* **WORK TO BE COMPLETED**
The complete listing should be restated exactly.

(Records)
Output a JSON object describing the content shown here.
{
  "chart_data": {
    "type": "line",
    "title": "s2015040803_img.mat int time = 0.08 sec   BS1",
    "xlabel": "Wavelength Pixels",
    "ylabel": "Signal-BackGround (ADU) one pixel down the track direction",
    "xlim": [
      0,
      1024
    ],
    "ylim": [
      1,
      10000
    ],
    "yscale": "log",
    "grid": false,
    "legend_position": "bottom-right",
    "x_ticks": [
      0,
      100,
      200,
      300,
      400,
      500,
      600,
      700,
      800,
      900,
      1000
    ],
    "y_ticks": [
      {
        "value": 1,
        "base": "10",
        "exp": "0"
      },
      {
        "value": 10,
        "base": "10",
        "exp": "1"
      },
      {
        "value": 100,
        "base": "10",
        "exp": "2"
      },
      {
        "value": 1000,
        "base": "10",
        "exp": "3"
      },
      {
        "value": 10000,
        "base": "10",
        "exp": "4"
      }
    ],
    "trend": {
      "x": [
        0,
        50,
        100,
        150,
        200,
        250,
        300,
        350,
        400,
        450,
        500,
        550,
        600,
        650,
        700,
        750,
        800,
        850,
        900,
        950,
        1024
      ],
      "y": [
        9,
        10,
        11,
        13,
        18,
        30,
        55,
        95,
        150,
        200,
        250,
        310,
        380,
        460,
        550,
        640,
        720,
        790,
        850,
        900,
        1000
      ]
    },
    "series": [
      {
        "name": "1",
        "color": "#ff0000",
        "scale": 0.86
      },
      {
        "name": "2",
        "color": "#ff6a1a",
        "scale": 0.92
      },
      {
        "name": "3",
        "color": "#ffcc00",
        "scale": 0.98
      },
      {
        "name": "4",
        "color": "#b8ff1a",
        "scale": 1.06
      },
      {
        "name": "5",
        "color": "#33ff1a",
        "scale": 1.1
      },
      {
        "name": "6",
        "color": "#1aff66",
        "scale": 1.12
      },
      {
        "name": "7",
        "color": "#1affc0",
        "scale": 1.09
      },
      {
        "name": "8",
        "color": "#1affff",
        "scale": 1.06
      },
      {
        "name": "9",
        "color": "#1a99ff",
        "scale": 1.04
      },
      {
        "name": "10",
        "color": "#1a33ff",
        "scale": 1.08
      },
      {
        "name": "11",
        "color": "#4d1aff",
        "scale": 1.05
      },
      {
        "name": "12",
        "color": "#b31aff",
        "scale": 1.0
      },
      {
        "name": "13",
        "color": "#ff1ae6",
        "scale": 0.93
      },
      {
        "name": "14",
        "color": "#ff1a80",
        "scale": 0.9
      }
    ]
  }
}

* **IN RESPONSE**
Output a JSON object describing the content shown here.
{
  "chart_data": {
    "type": "line",
    "title": "s2015040803_img.mat int time = 0.08 sec   BS1",
    "xlabel": "Wavelength Pixels",
    "ylabel": "Signal-BackGround (ADU) one pixel down the track direction",
    "xlim": [
      0,
      1024
    ],
    "ylim": [
      1,
      10000
    ],
    "yscale": "log",
    "grid": false,
    "legend_position": "bottom-right",
    "x_ticks": [
      0,
      100,
      200,
      300,
      400,
      500,
      600,
      700,
      800,
      900,
      1000
    ],
    "y_ticks": [
      {
        "value": 1,
        "base": "10",
        "exp": "0"
      },
      {
        "value": 10,
        "base": "10",
        "exp": "1"
      },
      {
        "value": 100,
        "base": "10",
        "exp": "2"
      },
      {
        "value": 1000,
        "base": "10",
        "exp": "3"
      },
      {
        "value": 10000,
        "base": "10",
        "exp": "4"
      }
    ],
    "trend": {
      "x": [
        0,
        50,
        100,
        150,
        200,
        250,
        300,
        350,
        400,
        450,
        500,
        550,
        600,
        650,
        700,
        750,
        800,
        850,
        900,
        950,
        1024
      ],
      "y": [
        9,
        10,
        11,
        13,
        18,
        30,
        55,
        95,
        150,
        200,
        250,
        310,
        380,
        460,
        550,
        640,
        720,
        790,
        850,
        900,
        1000
      ]
    },
    "series": [
      {
        "name": "1",
        "color": "#ff0000",
        "scale": 0.86
      },
      {
        "name": "2",
        "color": "#ff6a1a",
        "scale": 0.92
      },
      {
        "name": "3",
        "color": "#ffcc00",
        "scale": 0.98
      },
      {
        "name": "4",
        "color": "#b8ff1a",
        "scale": 1.06
      },
      {
        "name": "5",
        "color": "#33ff1a",
        "scale": 1.1
      },
      {
        "name": "6",
        "color": "#1aff66",
        "scale": 1.12
      },
      {
        "name": "7",
        "color": "#1affc0",
        "scale": 1.09
      },
      {
        "name": "8",
        "color": "#1affff",
        "scale": 1.06
      },
      {
        "name": "9",
        "color": "#1a99ff",
        "scale": 1.04
      },
      {
        "name": "10",
        "color": "#1a33ff",
        "scale": 1.08
      },
      {
        "name": "11",
        "color": "#4d1aff",
        "scale": 1.05
      },
      {
        "name": "12",
        "color": "#b31aff",
        "scale": 1.0
      },
      {
        "name": "13",
        "color": "#ff1ae6",
        "scale": 0.93
      },
      {
        "name": "14",
        "color": "#ff1a80",
        "scale": 0.9
      }
    ]
  }
}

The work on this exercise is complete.